Exercise task: Copy the data below exactly.

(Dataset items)
— START —
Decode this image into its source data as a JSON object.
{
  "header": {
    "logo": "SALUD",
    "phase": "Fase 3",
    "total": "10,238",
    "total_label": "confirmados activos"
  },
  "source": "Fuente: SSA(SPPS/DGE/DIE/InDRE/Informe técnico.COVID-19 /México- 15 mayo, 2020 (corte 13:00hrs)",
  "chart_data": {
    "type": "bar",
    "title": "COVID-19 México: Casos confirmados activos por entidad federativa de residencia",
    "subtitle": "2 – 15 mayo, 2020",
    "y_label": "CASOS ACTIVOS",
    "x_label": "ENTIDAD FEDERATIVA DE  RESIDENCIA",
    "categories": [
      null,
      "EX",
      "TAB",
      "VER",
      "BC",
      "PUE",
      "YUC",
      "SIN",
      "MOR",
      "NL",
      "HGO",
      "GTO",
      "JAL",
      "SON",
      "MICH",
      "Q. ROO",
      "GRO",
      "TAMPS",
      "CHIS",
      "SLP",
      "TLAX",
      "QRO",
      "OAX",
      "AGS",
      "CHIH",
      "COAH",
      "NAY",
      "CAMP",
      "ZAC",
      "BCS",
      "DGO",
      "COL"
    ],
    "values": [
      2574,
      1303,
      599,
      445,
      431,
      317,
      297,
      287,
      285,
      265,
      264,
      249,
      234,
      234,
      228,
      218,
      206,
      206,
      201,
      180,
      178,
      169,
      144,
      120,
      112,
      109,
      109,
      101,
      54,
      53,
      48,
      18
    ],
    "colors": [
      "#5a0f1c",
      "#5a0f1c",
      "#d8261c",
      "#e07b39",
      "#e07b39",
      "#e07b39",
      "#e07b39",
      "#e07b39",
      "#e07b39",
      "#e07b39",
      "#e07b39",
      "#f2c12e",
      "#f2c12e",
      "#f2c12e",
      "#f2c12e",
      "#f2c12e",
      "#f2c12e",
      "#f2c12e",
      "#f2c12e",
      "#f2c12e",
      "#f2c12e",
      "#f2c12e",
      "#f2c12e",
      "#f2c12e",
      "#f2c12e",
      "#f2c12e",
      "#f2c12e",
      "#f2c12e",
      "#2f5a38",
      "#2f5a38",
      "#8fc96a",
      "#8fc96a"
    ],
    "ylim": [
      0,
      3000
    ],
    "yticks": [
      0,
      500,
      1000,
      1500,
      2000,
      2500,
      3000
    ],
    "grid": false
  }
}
— END —
Exercise result:
Decode this image into its source data as a JSON object.
{
  "header": {
    "logo": "SALUD",
    "phase": "Fase 3",
    "total": "10,238",
    "total_label": "confirmados activos"
  },
  "source": "Fuente: SSA(SPPS/DGE/DIE/InDRE/Informe técnico.COVID-19 /México- 15 mayo, 2020 (corte 13:00hrs)",
  "chart_data": {
    "type": "bar",
    "title": "COVID-19 México: Casos confirmados activos por entidad federativa de residencia",
    "subtitle": "2 – 15 mayo, 2020",
    "y_label": "CASOS ACTIVOS",
    "x_label": "ENTIDAD FEDERATIVA DE  RESIDENCIA",
    "categories": [
      null,
      "EX",
      "TAB",
      "VER",
      "BC",
      "PUE",
      "YUC",
      "SIN",
      "MOR",
      "NL",
      "HGO",
      "GTO",
      "JAL",
      "SON",
      "MICH",
      "Q. ROO",
      "GRO",
      "TAMPS",
      "CHIS",
      "SLP",
      "TLAX",
      "QRO",
      "OAX",
      "AGS",
      "CHIH",
      "COAH",
      "NAY",
      "CAMP",
      "ZAC",
      "BCS",
      "DGO",
      "COL"
    ],
    "values": [
      2574,
      1303,
      599,
      445,
      431,
      317,
      297,
      287,
      285,
      265,
      264,
      249,
      234,
      234,
      228,
      218,
      206,
      206,
      201,
      180,
      178,
      169,
      144,
      120,
      112,
      109,
      109,
      101,
      54,
      53,
      48,
      18
    ],
    "colors": [
      "#5a0f1c",
      "#5a0f1c",
      "#d8261c",
      "#e07b39",
      "#e07b39",
      "#e07b39",
      "#e07b39",
      "#e07b39",
      "#e07b39",
      "#e07b39",
      "#e07b39",
      "#f2c12e",
      "#f2c12e",
      "#f2c12e",
      "#f2c12e",
      "#f2c12e",
      "#f2c12e",
      "#f2c12e",
      "#f2c12e",
      "#f2c12e",
      "#f2c12e",
      "#f2c12e",
      "#f2c12e",
      "#f2c12e",
      "#f2c12e",
      "#f2c12e",
      "#f2c12e",
      "#f2c12e",
      "#2f5a38",
      "#2f5a38",
      "#8fc96a",
      "#8fc96a"
    ],
    "ylim": [
      0,
      3000
    ],
    "yticks": [
      0,
      500,
      1000,
      1500,
      2000,
      2500,
      3000
    ],
    "grid": false
  }
}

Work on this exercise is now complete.